■ **WHAT THIS TASK INVOLVES**:
Write the data out again exactly, dropping any images it holds.

*** GIVEN INFORMATION

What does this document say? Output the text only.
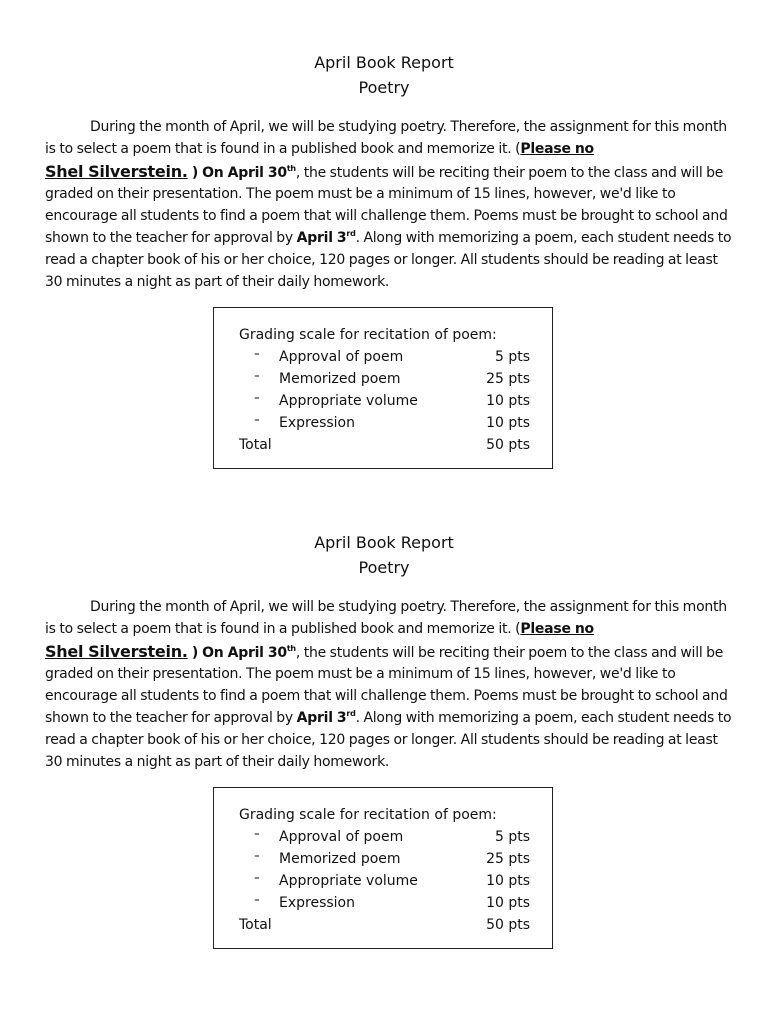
April Book Report
Poetry

During the month of April, we will be studying poetry. Therefore, the assignment for this month is to select a poem that is found in a published book and memorize it. (Please no
Shel Silverstein. ) On April 30th, the students will be reciting their poem to the class and will be graded on their presentation. The poem must be a minimum of 15 lines, however, we'd like to encourage all students to find a poem that will challenge them. Poems must be brought to school and shown to the teacher for approval by April 3rd. Along with memorizing a poem, each student needs to read a chapter book of his or her choice, 120 pages or longer. All students should be reading at least 30 minutes a night as part of their daily homework.

Grading scale for recitation of poem:
⁼ Approval of poem	5 pts
⁼ Memorized poem	25 pts
⁼ Appropriate volume	10 pts
⁼ Expression	10 pts
Total	50 pts
April Book Report
Poetry

During the month of April, we will be studying poetry. Therefore, the assignment for this month is to select a poem that is found in a published book and memorize it. (Please no
Shel Silverstein. ) On April 30th, the students will be reciting their poem to the class and will be graded on their presentation. The poem must be a minimum of 15 lines, however, we'd like to encourage all students to find a poem that will challenge them. Poems must be brought to school and shown to the teacher for approval by April 3rd. Along with memorizing a poem, each student needs to read a chapter book of his or her choice, 120 pages or longer. All students should be reading at least 30 minutes a night as part of their daily homework.

Grading scale for recitation of poem:
⁼ Approval of poem	5 pts
⁼ Memorized poem	25 pts
⁼ Appropriate volume	10 pts
⁼ Expression	10 pts
Total	50 pts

******

■ **OUTPUT FOR THIS TASK**:
What does this document say? Output the text only.
April Book Report
Poetry

During the month of April, we will be studying poetry. Therefore, the assignment for this month is to select a poem that is found in a published book and memorize it. (Please no
Shel Silverstein. ) On April 30th, the students will be reciting their poem to the class and will be graded on their presentation. The poem must be a minimum of 15 lines, however, we'd like to encourage all students to find a poem that will challenge them. Poems must be brought to school and shown to the teacher for approval by April 3rd. Along with memorizing a poem, each student needs to read a chapter book of his or her choice, 120 pages or longer. All students should be reading at least 30 minutes a night as part of their daily homework.

Grading scale for recitation of poem:
⁼ Approval of poem	5 pts
⁼ Memorized poem	25 pts
⁼ Appropriate volume	10 pts
⁼ Expression	10 pts
Total	50 pts
April Book Report
Poetry

During the month of April, we will be studying poetry. Therefore, the assignment for this month is to select a poem that is found in a published book and memorize it. (Please no
Shel Silverstein. ) On April 30th, the students will be reciting their poem to the class and will be graded on their presentation. The poem must be a minimum of 15 lines, however, we'd like to encourage all students to find a poem that will challenge them. Poems must be brought to school and shown to the teacher for approval by April 3rd. Along with memorizing a poem, each student needs to read a chapter book of his or her choice, 120 pages or longer. All students should be reading at least 30 minutes a night as part of their daily homework.

Grading scale for recitation of poem:
⁼ Approval of poem	5 pts
⁼ Memorized poem	25 pts
⁼ Appropriate volume	10 pts
⁼ Expression	10 pts
Total	50 pts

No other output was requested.